→ **What you will do**
Collect all the lines that mention the word "Domestic".

____

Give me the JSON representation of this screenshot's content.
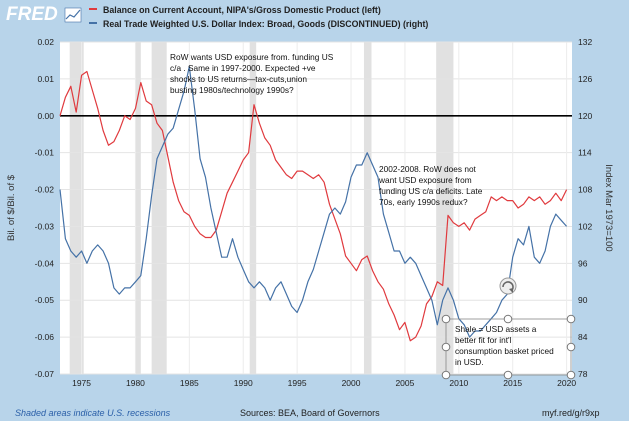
{
  "header": {
    "logo_text": "FRED",
    "legend": [
      {
        "label": "Balance on Current Account, NIPA's/Gross Domestic Product (left)",
        "color": "#e03a3e"
      },
      {
        "label": "Real Trade Weighted U.S. Dollar Index: Broad, Goods (DISCONTINUED) (right)",
        "color": "#4572a7"
      }
    ]
  },
  "footer": {
    "recessions_note": "Shaded areas indicate U.S. recessions",
    "sources": "Sources: BEA, Board of Governors",
    "link": "myf.red/g/r9xp"
  },
  "annotations": [
    {
      "lines": [
        "RoW wants USD exposure from. funding US",
        "c/a . Same in 1997-2000.  Expected +ve",
        "shocks to US returns—tax-cuts,union",
        "busting 1980s/technology 1990s?"
      ]
    },
    {
      "lines": [
        "2002-2008. RoW does not",
        "want USD exposure from",
        "funding US c/a deficits. Late",
        "70s, early 1990s redux?"
      ]
    },
    {
      "lines": [
        "Shale = USD assets  a",
        "better fit for int'l",
        "consumption basket priced",
        "in USD."
      ]
    }
  ],
  "colors": {
    "background": "#b8d4ea",
    "plot": "#ffffff",
    "current_account": "#e03a3e",
    "dollar_index": "#4572a7",
    "recession": "#e1e1e1"
  },
  "chart_data": {
    "type": "line",
    "xlabel": "",
    "ylabel": "Bil. of $/Bil. of $",
    "ylabel_right": "Index Mar 1973=100",
    "xlim": [
      1973,
      2020.5
    ],
    "ylim": [
      -0.07,
      0.02
    ],
    "ylim_right": [
      78,
      132
    ],
    "x_ticks": [
      "1975",
      "1980",
      "1985",
      "1990",
      "1995",
      "2000",
      "2005",
      "2010",
      "2015",
      "2020"
    ],
    "y_ticks": [
      "0.02",
      "0.01",
      "0.00",
      "-0.01",
      "-0.02",
      "-0.03",
      "-0.04",
      "-0.05",
      "-0.06",
      "-0.07"
    ],
    "y_ticks_right": [
      "132",
      "126",
      "120",
      "114",
      "108",
      "102",
      "96",
      "90",
      "84",
      "78"
    ],
    "recessions": [
      [
        1973.9,
        1975.2
      ],
      [
        1980.0,
        1980.5
      ],
      [
        1981.5,
        1982.9
      ],
      [
        1990.6,
        1991.2
      ],
      [
        2001.2,
        2001.9
      ],
      [
        2007.9,
        2009.5
      ]
    ],
    "series": [
      {
        "name": "Balance on Current Account, NIPA's/Gross Domestic Product (left)",
        "axis": "left",
        "x": [
          1973.0,
          1973.5,
          1974.0,
          1974.5,
          1975.0,
          1975.5,
          1976.0,
          1976.5,
          1977.0,
          1977.5,
          1978.0,
          1978.5,
          1979.0,
          1979.5,
          1980.0,
          1980.5,
          1981.0,
          1981.5,
          1982.0,
          1982.5,
          1983.0,
          1983.5,
          1984.0,
          1984.5,
          1985.0,
          1985.5,
          1986.0,
          1986.5,
          1987.0,
          1987.5,
          1988.0,
          1988.5,
          1989.0,
          1989.5,
          1990.0,
          1990.5,
          1991.0,
          1991.5,
          1992.0,
          1992.5,
          1993.0,
          1993.5,
          1994.0,
          1994.5,
          1995.0,
          1995.5,
          1996.0,
          1996.5,
          1997.0,
          1997.5,
          1998.0,
          1998.5,
          1999.0,
          1999.5,
          2000.0,
          2000.5,
          2001.0,
          2001.5,
          2002.0,
          2002.5,
          2003.0,
          2003.5,
          2004.0,
          2004.5,
          2005.0,
          2005.5,
          2006.0,
          2006.5,
          2007.0,
          2007.5,
          2008.0,
          2008.5,
          2009.0,
          2009.5,
          2010.0,
          2010.5,
          2011.0,
          2011.5,
          2012.0,
          2012.5,
          2013.0,
          2013.5,
          2014.0,
          2014.5,
          2015.0,
          2015.5,
          2016.0,
          2016.5,
          2017.0,
          2017.5,
          2018.0,
          2018.5,
          2019.0,
          2019.5,
          2020.0
        ],
        "values": [
          0.0,
          0.005,
          0.008,
          0.001,
          0.011,
          0.012,
          0.007,
          0.002,
          -0.004,
          -0.008,
          -0.007,
          -0.004,
          0.0,
          -0.001,
          0.002,
          0.009,
          0.004,
          0.003,
          -0.002,
          -0.004,
          -0.011,
          -0.018,
          -0.023,
          -0.026,
          -0.027,
          -0.03,
          -0.032,
          -0.033,
          -0.033,
          -0.031,
          -0.026,
          -0.021,
          -0.018,
          -0.015,
          -0.012,
          -0.01,
          0.003,
          -0.002,
          -0.006,
          -0.008,
          -0.012,
          -0.014,
          -0.016,
          -0.017,
          -0.015,
          -0.015,
          -0.016,
          -0.017,
          -0.016,
          -0.018,
          -0.024,
          -0.028,
          -0.032,
          -0.038,
          -0.04,
          -0.042,
          -0.039,
          -0.038,
          -0.042,
          -0.045,
          -0.047,
          -0.051,
          -0.054,
          -0.058,
          -0.056,
          -0.061,
          -0.06,
          -0.057,
          -0.051,
          -0.049,
          -0.045,
          -0.046,
          -0.027,
          -0.029,
          -0.03,
          -0.029,
          -0.031,
          -0.028,
          -0.027,
          -0.026,
          -0.022,
          -0.023,
          -0.022,
          -0.023,
          -0.023,
          -0.025,
          -0.024,
          -0.022,
          -0.023,
          -0.022,
          -0.024,
          -0.023,
          -0.021,
          -0.023,
          -0.02
        ]
      },
      {
        "name": "Real Trade Weighted U.S. Dollar Index: Broad, Goods (DISCONTINUED) (right)",
        "axis": "right",
        "x": [
          1973.0,
          1973.5,
          1974.0,
          1974.5,
          1975.0,
          1975.5,
          1976.0,
          1976.5,
          1977.0,
          1977.5,
          1978.0,
          1978.5,
          1979.0,
          1979.5,
          1980.0,
          1980.5,
          1981.0,
          1981.5,
          1982.0,
          1982.5,
          1983.0,
          1983.5,
          1984.0,
          1984.5,
          1985.0,
          1985.5,
          1986.0,
          1986.5,
          1987.0,
          1987.5,
          1988.0,
          1988.5,
          1989.0,
          1989.5,
          1990.0,
          1990.5,
          1991.0,
          1991.5,
          1992.0,
          1992.5,
          1993.0,
          1993.5,
          1994.0,
          1994.5,
          1995.0,
          1995.5,
          1996.0,
          1996.5,
          1997.0,
          1997.5,
          1998.0,
          1998.5,
          1999.0,
          1999.5,
          2000.0,
          2000.5,
          2001.0,
          2001.5,
          2002.0,
          2002.5,
          2003.0,
          2003.5,
          2004.0,
          2004.5,
          2005.0,
          2005.5,
          2006.0,
          2006.5,
          2007.0,
          2007.5,
          2008.0,
          2008.5,
          2009.0,
          2009.5,
          2010.0,
          2010.5,
          2011.0,
          2011.5,
          2012.0,
          2012.5,
          2013.0,
          2013.5,
          2014.0,
          2014.5,
          2015.0,
          2015.5,
          2016.0,
          2016.5,
          2017.0,
          2017.5,
          2018.0,
          2018.5,
          2019.0,
          2019.5,
          2020.0
        ],
        "values": [
          108,
          100,
          98,
          97,
          98,
          96,
          98,
          99,
          98,
          96,
          92,
          91,
          92,
          92,
          93,
          94,
          100,
          107,
          113,
          115,
          117,
          118,
          121,
          124,
          128,
          121,
          113,
          110,
          105,
          101,
          97,
          97,
          100,
          97,
          95,
          93,
          92,
          93,
          92,
          90,
          92,
          93,
          91,
          89,
          88,
          90,
          93,
          95,
          98,
          101,
          104,
          105,
          104,
          106,
          110,
          112,
          112,
          114,
          112,
          110,
          104,
          101,
          98,
          98,
          96,
          97,
          96,
          94,
          92,
          90,
          86,
          90,
          92,
          90,
          87,
          86,
          84,
          85,
          85,
          86,
          87,
          88,
          90,
          91,
          97,
          100,
          99,
          102,
          97,
          96,
          98,
          102,
          104,
          103,
          102
        ]
      }
    ]
  }
}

____

→ **Result below**
        "label": "Balance on Current Account, NIPA's/Gross Domestic Product (left)",
        "name": "Balance on Current Account, NIPA's/Gross Domestic Product (left)",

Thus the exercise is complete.